Saved data entries:
++++++++++

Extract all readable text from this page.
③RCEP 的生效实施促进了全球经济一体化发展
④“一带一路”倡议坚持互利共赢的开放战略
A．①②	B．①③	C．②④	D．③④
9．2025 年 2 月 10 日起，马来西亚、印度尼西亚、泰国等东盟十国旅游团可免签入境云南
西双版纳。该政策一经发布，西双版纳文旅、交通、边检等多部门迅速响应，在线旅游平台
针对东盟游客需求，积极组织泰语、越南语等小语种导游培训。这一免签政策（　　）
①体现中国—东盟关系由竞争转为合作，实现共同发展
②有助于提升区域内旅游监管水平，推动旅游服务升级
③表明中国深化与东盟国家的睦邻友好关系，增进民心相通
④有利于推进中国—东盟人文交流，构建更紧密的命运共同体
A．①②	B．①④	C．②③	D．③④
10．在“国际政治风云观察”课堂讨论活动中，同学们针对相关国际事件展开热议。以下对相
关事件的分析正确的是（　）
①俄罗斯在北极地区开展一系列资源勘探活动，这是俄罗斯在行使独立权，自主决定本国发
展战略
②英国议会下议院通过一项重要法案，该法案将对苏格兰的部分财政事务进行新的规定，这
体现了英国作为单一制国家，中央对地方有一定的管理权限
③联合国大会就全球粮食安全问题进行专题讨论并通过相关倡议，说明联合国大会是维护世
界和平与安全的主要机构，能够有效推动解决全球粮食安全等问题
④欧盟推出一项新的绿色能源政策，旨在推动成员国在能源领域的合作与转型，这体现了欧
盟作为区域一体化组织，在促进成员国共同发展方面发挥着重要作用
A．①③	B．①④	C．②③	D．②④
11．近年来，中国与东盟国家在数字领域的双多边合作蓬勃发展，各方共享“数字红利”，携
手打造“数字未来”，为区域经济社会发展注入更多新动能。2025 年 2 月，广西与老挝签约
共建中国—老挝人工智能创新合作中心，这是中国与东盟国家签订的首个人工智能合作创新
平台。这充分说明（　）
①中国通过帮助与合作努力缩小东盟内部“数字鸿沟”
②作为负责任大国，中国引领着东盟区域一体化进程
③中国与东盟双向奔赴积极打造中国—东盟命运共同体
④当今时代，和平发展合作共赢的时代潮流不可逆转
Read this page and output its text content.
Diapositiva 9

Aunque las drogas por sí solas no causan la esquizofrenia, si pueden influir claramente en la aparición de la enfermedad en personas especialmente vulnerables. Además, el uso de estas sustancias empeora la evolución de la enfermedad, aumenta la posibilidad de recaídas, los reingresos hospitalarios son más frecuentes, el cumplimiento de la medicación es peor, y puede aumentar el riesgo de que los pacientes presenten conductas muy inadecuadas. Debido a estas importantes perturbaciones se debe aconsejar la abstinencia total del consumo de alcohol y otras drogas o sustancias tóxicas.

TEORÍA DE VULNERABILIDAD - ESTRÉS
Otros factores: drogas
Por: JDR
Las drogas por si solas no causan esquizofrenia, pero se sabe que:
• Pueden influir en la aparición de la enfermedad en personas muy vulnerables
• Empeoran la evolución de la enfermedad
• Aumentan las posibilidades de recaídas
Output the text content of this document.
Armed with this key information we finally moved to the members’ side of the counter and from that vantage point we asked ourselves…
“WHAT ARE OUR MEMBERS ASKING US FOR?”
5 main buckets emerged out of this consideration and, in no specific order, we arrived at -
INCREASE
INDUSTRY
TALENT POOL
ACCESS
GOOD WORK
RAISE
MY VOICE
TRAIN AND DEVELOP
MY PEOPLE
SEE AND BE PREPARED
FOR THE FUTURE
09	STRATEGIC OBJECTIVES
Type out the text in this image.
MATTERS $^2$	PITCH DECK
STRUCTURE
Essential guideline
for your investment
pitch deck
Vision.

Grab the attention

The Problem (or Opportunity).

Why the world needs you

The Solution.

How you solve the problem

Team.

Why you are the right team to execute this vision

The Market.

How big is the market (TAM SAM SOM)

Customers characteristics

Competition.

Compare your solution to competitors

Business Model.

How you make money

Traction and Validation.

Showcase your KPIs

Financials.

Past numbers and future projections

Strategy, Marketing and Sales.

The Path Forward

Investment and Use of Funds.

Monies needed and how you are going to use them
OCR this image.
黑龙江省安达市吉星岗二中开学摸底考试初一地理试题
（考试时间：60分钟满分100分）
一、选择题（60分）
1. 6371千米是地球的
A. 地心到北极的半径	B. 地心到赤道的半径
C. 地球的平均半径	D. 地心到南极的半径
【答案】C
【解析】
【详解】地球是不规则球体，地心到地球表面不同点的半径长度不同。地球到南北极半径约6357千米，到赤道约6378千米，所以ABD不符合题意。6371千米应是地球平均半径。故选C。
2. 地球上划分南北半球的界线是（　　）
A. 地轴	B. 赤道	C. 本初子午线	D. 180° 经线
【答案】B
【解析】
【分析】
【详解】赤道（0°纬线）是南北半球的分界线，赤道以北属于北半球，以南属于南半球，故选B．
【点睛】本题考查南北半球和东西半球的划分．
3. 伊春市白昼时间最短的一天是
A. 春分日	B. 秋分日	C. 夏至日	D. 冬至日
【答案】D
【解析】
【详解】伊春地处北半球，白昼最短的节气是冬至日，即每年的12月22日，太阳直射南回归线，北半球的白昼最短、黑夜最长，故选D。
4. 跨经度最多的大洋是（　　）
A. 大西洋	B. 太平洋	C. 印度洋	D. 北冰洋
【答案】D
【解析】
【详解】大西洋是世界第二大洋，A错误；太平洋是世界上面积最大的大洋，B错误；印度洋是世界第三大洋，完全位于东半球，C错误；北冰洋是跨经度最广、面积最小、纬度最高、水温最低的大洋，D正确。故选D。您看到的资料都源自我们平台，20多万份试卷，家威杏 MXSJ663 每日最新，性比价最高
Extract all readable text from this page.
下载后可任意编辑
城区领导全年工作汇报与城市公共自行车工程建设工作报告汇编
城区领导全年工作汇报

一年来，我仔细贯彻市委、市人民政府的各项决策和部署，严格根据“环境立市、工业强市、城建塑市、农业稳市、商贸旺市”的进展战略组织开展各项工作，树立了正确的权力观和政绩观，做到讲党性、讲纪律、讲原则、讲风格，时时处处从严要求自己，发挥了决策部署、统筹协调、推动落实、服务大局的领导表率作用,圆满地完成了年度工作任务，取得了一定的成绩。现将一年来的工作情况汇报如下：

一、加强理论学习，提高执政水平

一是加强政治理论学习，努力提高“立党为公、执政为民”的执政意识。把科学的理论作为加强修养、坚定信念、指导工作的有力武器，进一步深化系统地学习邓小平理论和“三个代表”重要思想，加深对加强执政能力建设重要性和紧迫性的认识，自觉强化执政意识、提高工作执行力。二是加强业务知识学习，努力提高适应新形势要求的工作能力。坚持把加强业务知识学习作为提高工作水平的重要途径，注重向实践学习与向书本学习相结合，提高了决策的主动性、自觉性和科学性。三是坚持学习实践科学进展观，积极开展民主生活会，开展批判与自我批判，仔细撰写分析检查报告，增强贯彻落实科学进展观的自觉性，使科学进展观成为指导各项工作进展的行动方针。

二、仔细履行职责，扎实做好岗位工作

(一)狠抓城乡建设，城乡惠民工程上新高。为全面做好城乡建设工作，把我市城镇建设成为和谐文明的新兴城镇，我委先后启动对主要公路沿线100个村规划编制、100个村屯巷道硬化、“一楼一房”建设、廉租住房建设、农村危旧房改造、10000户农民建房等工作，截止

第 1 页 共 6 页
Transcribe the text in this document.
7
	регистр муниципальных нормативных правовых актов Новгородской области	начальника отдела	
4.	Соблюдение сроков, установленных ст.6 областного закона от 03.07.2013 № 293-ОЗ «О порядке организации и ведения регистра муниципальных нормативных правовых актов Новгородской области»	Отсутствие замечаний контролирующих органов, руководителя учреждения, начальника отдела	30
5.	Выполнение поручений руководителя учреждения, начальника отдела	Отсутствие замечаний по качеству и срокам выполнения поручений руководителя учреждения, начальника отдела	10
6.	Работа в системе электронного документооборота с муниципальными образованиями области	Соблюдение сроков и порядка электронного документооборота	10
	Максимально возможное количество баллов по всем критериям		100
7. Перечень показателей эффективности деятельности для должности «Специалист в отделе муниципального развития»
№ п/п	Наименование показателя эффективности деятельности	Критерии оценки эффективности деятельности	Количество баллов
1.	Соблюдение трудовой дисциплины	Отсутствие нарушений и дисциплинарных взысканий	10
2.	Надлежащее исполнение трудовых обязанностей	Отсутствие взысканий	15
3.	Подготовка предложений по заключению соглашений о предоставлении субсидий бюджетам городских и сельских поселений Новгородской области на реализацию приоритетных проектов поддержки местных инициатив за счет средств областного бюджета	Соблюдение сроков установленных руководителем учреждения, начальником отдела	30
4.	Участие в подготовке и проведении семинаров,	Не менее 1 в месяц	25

++++++++++

■ **DIRECTION**:
Scan the material above. Copy each line where "drogas" occurs.

■ **REPLY**:
Aunque las drogas por sí solas no causan la esquizofrenia, si pueden influir claramente en la aparición de la enfermedad en personas especialmente vulnerables. Además, el uso de estas sustancias empeora la evolución de la enfermedad, aumenta la posibilidad de recaídas, los reingresos hospitalarios son más frecuentes, el cumplimiento de la medicación es peor, y puede aumentar el riesgo de que los pacientes presenten conductas muy inadecuadas. Debido a estas importantes perturbaciones se debe aconsejar la abstinencia total del consumo de alcohol y otras drogas o sustancias tóxicas.
Otros factores: drogas
Las drogas por si solas no causan esquizofrenia, pero se sabe que:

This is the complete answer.